DO THIS >> Copy every line that contains the string "minuti" from the entries below.

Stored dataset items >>
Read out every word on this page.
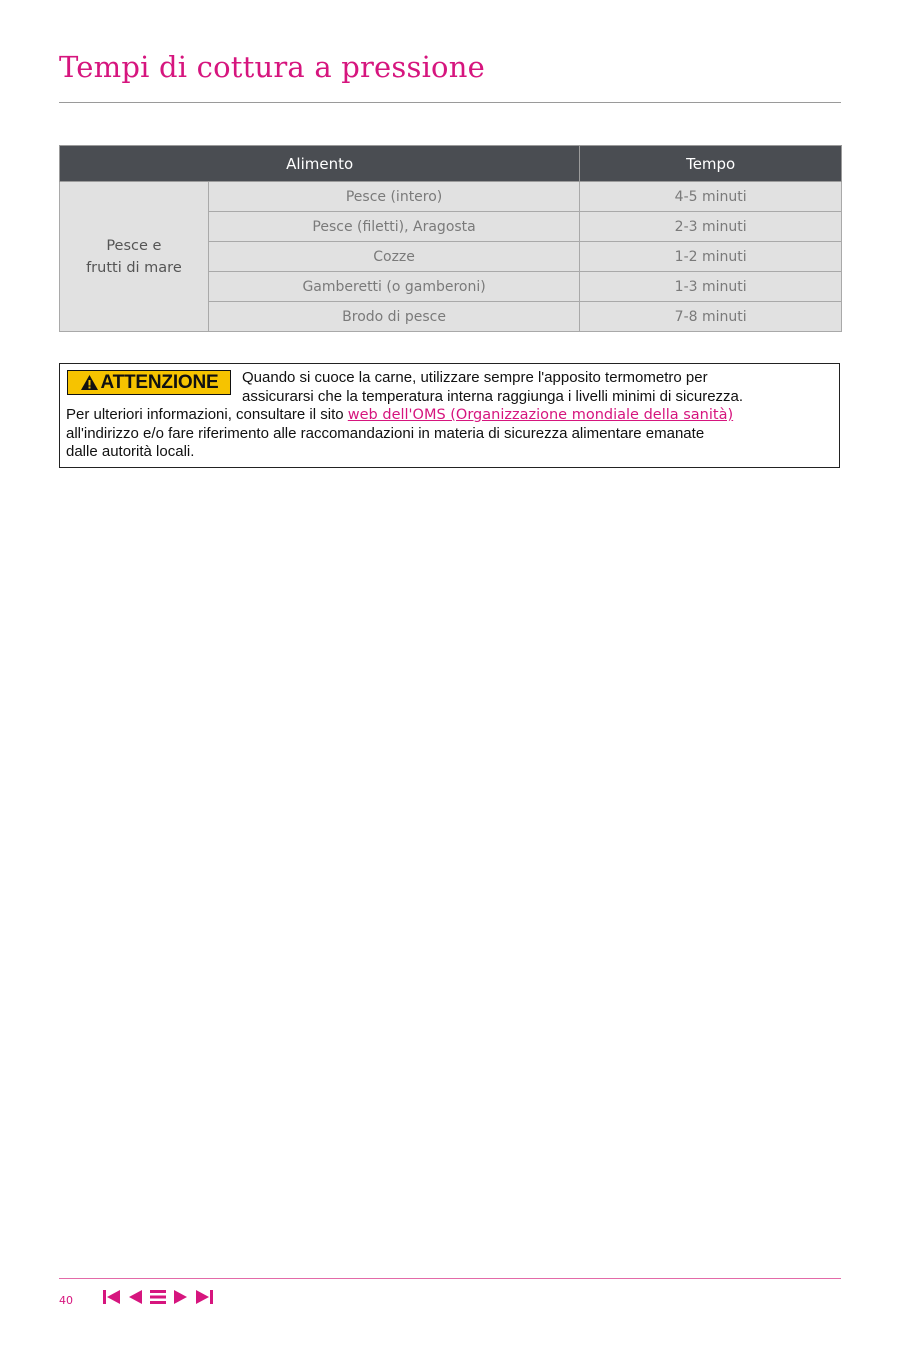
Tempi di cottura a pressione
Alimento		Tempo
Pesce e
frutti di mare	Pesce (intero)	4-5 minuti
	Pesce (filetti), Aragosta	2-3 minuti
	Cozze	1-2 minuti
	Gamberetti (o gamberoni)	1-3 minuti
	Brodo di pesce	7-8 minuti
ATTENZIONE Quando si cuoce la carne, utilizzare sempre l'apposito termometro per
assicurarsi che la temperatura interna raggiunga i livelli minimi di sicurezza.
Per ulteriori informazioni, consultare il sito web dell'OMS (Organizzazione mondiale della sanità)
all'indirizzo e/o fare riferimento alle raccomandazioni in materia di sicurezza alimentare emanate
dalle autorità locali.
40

* * *

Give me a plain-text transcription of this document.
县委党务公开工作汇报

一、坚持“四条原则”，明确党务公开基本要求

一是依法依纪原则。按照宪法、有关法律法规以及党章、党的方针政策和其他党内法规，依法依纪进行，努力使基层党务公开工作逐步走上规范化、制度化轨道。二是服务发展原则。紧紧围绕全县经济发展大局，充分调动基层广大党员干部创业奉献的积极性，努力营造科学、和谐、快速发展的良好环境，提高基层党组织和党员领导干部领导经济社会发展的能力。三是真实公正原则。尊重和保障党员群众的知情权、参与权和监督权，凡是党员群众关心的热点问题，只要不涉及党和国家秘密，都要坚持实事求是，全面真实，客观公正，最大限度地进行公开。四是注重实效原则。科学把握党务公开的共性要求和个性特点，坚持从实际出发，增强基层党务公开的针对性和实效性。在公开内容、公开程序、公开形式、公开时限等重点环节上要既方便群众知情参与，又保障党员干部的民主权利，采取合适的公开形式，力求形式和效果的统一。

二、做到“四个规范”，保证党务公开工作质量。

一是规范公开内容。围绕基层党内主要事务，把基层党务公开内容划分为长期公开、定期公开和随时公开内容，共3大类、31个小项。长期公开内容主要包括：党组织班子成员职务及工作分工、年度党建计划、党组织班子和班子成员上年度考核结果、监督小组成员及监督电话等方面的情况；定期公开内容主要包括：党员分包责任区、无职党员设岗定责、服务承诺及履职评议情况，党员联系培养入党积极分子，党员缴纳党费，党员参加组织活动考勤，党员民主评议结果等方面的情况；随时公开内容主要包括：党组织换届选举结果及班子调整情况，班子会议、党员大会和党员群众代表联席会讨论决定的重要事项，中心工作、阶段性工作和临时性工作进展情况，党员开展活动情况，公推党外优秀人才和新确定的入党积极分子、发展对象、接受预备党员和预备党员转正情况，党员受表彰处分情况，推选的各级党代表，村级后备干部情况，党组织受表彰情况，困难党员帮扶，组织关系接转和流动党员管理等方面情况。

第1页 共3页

FULL RESPONSE >>
frutti di mare	Pesce (intero)	4-5 minuti
	Pesce (filetti), Aragosta	2-3 minuti
	Cozze	1-2 minuti
	Gamberetti (o gamberoni)	1-3 minuti
	Brodo di pesce	7-8 minuti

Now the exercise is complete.